__Record list__:
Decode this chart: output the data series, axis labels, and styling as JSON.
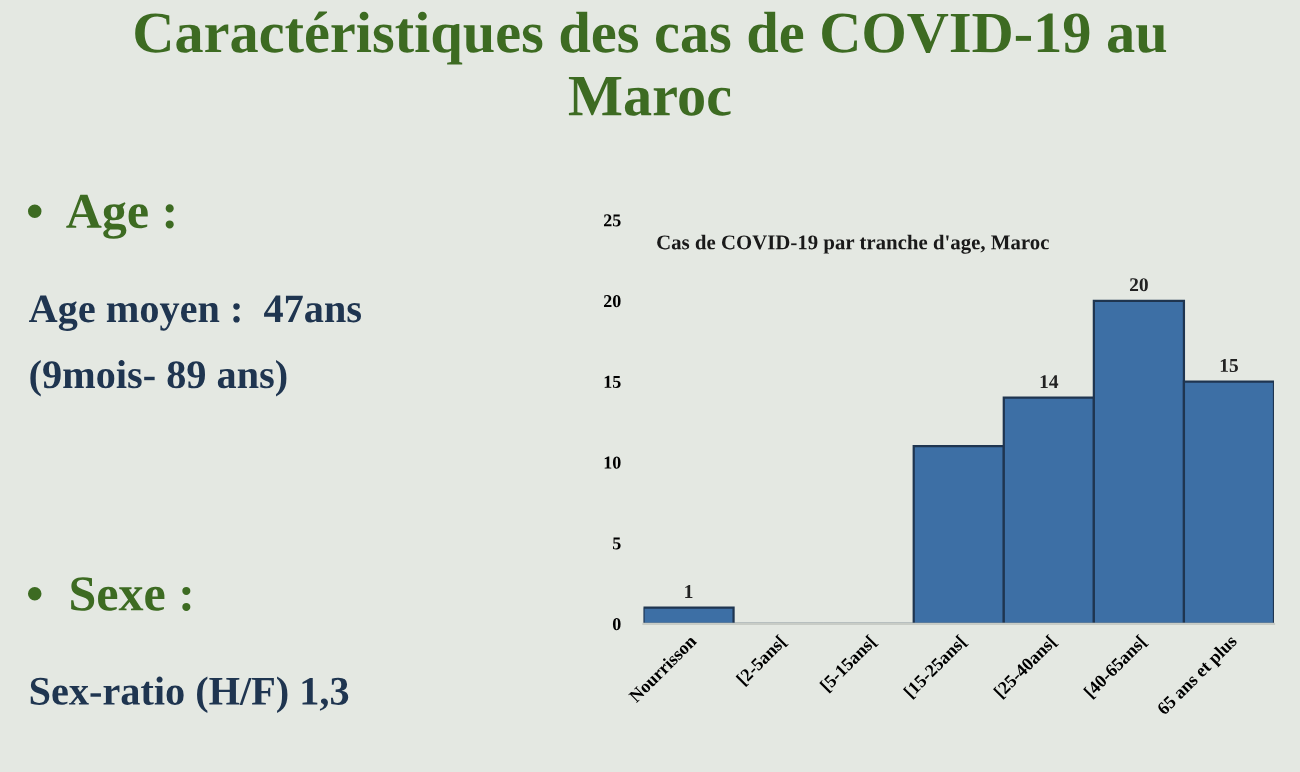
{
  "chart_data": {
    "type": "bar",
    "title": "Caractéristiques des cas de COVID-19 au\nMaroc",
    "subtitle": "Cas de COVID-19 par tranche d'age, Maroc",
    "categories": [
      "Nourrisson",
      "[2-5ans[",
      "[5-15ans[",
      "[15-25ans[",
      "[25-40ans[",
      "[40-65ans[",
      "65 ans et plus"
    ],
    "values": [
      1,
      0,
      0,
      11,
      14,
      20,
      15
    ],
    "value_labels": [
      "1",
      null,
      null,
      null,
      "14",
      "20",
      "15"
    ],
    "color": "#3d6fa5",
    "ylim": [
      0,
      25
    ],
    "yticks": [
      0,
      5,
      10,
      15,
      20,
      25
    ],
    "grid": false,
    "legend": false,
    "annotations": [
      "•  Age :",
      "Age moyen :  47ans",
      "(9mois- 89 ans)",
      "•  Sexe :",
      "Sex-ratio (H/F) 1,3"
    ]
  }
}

__What to do__: Find and copy each line above that includes the string "COVID".

__Task output__:
    "title": "Caractéristiques des cas de COVID-19 au\nMaroc",
    "subtitle": "Cas de COVID-19 par tranche d'age, Maroc",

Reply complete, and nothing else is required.